▶ Given problem
Scan the lines below for the word "alloy". Copy each line you find it in.

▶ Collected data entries
============================================================
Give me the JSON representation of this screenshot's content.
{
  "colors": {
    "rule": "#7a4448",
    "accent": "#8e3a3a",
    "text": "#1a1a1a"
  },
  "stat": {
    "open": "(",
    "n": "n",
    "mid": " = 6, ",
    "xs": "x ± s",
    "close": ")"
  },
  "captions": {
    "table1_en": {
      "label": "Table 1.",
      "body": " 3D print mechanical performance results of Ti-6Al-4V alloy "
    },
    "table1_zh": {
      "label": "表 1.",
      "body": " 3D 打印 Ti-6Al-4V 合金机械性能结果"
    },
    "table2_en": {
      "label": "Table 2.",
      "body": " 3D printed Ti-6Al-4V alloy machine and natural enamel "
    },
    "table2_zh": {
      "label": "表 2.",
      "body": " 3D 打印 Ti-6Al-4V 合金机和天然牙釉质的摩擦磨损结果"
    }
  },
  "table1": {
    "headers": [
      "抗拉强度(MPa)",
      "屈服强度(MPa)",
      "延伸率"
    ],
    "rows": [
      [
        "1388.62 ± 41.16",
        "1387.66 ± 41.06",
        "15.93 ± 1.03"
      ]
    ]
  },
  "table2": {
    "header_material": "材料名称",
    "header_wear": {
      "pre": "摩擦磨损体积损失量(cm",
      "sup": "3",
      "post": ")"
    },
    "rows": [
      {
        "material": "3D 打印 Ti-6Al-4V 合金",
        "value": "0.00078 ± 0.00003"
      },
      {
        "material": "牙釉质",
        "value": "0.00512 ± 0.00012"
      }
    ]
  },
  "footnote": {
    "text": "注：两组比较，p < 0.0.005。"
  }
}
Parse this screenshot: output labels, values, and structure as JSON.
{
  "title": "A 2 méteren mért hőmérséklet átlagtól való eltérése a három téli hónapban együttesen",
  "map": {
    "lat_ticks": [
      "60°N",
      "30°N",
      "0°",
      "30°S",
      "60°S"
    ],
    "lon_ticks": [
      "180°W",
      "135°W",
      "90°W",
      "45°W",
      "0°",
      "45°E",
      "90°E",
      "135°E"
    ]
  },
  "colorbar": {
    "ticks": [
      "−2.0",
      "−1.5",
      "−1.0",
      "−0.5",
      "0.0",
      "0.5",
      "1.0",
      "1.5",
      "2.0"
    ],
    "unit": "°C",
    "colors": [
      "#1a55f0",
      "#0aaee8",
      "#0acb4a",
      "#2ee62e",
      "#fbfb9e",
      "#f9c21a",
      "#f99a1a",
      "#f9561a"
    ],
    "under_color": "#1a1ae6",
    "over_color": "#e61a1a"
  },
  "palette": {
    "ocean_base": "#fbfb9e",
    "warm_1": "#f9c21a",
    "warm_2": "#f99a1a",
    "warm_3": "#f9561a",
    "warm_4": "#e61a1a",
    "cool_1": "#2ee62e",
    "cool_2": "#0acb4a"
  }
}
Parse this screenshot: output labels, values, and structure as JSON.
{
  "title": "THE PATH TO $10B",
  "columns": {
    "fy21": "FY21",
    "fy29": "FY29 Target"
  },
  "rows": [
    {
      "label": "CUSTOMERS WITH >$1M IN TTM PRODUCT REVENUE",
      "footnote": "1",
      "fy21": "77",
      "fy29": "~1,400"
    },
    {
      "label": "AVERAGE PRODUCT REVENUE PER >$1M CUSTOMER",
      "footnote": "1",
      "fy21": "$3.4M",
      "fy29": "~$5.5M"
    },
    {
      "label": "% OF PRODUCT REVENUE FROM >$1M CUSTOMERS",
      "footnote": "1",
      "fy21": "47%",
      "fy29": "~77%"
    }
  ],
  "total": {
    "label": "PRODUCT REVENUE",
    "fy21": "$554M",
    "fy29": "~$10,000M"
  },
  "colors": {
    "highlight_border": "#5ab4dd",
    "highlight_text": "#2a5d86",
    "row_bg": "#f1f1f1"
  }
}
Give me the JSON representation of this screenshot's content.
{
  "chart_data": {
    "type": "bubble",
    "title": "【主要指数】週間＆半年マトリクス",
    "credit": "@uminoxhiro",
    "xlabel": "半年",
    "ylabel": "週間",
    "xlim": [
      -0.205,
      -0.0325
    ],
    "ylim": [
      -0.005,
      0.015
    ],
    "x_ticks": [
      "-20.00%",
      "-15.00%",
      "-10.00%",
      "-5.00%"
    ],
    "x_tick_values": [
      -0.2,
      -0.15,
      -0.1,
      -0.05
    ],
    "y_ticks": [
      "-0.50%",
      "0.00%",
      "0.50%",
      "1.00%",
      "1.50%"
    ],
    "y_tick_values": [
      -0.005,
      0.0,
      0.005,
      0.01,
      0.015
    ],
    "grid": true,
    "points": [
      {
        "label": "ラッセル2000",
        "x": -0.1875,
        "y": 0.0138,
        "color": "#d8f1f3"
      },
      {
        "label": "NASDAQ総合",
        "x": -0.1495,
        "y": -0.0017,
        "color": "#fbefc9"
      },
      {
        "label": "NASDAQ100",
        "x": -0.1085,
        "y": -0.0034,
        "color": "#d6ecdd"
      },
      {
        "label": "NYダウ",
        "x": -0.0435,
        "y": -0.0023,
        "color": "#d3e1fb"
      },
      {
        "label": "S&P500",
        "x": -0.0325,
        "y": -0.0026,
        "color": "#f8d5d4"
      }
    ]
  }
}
============================================================
▶ Result of the exercise
      "body": " 3D print mechanical performance results of Ti-6Al-4V alloy "
      "body": " 3D printed Ti-6Al-4V alloy machine and natural enamel "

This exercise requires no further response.